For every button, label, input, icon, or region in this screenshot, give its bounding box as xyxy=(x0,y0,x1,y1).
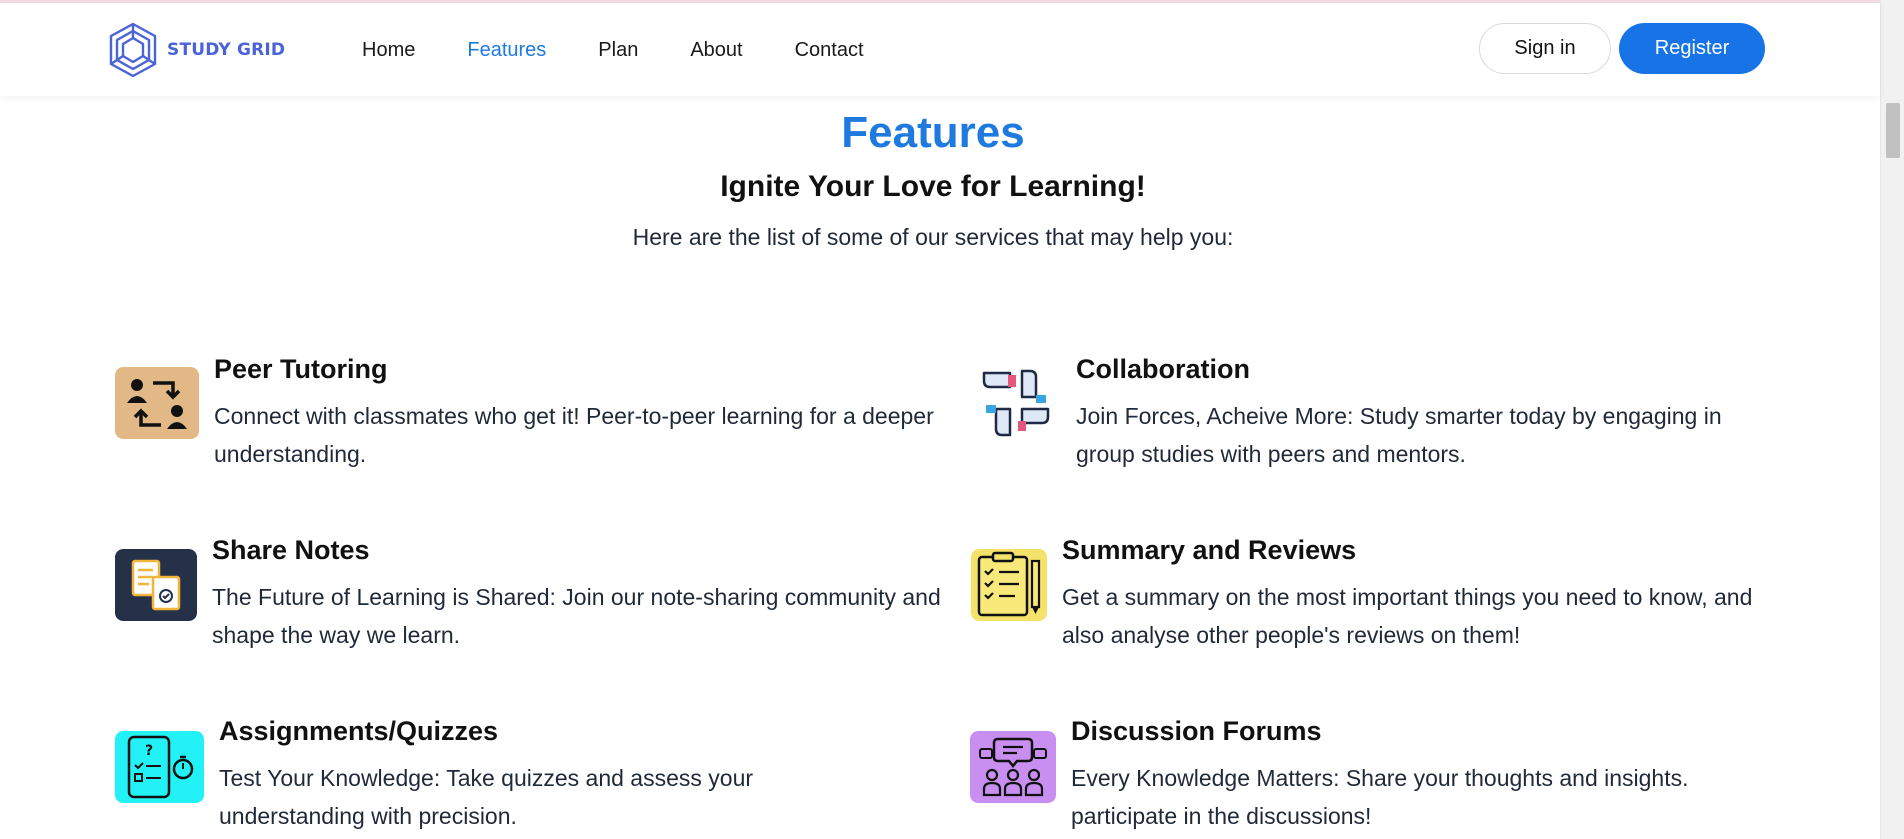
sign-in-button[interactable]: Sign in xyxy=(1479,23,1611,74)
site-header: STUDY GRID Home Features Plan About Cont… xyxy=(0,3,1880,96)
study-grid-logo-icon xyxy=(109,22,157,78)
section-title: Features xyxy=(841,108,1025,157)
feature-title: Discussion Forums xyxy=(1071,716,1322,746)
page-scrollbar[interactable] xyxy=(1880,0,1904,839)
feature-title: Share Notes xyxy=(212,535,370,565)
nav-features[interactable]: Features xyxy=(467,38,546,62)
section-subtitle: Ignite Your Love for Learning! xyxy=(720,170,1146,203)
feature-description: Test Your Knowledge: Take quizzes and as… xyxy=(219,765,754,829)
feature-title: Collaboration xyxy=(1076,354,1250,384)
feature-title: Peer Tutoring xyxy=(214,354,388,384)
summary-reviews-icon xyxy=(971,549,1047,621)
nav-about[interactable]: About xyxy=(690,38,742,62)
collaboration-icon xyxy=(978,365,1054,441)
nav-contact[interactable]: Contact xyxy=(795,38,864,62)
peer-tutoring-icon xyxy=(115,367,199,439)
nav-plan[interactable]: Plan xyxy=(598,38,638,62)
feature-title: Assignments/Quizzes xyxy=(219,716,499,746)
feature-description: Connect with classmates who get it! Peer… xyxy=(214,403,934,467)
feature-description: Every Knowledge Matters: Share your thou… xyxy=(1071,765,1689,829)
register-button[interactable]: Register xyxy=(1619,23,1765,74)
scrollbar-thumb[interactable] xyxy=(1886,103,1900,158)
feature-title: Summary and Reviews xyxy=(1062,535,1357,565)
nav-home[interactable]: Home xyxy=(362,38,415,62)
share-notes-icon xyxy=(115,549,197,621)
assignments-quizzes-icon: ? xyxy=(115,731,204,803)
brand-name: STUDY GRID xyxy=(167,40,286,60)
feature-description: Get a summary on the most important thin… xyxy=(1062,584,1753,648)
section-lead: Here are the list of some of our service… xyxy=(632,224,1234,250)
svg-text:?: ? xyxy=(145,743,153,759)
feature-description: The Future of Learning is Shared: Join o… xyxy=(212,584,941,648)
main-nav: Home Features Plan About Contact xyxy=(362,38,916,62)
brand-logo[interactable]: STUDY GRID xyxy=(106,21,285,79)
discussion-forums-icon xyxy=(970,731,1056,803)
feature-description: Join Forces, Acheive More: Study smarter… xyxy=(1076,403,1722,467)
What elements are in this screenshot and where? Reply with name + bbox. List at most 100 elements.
---+---
**THE TASK:** Extract from the data the stretch running from the line that contains "sign-in-button[interactable]: Sign in" through the line that contains "assignments-quizzes-icon: ? xyxy=(115,731,204,803)", both ends included, and reproduce those lines without any change.

**RESULT OF THE TASK:**
sign-in-button[interactable]: Sign in xyxy=(1479,23,1611,74)
site-header: STUDY GRID Home Features Plan About Cont… xyxy=(0,3,1880,96)
study-grid-logo-icon xyxy=(109,22,157,78)
section-title: Features xyxy=(841,108,1025,157)
feature-title: Discussion Forums xyxy=(1071,716,1322,746)
page-scrollbar[interactable] xyxy=(1880,0,1904,839)
feature-title: Share Notes xyxy=(212,535,370,565)
nav-features[interactable]: Features xyxy=(467,38,546,62)
section-subtitle: Ignite Your Love for Learning! xyxy=(720,170,1146,203)
feature-description: Test Your Knowledge: Take quizzes and as… xyxy=(219,765,754,829)
feature-title: Collaboration xyxy=(1076,354,1250,384)
feature-title: Peer Tutoring xyxy=(214,354,388,384)
summary-reviews-icon xyxy=(971,549,1047,621)
nav-about[interactable]: About xyxy=(690,38,742,62)
collaboration-icon xyxy=(978,365,1054,441)
nav-contact[interactable]: Contact xyxy=(795,38,864,62)
peer-tutoring-icon xyxy=(115,367,199,439)
nav-plan[interactable]: Plan xyxy=(598,38,638,62)
feature-title: Assignments/Quizzes xyxy=(219,716,499,746)
feature-description: Connect with classmates who get it! Peer… xyxy=(214,403,934,467)
feature-description: Every Knowledge Matters: Share your thou… xyxy=(1071,765,1689,829)
register-button[interactable]: Register xyxy=(1619,23,1765,74)
scrollbar-thumb[interactable] xyxy=(1886,103,1900,158)
feature-title: Summary and Reviews xyxy=(1062,535,1357,565)
nav-home[interactable]: Home xyxy=(362,38,415,62)
share-notes-icon xyxy=(115,549,197,621)
assignments-quizzes-icon: ? xyxy=(115,731,204,803)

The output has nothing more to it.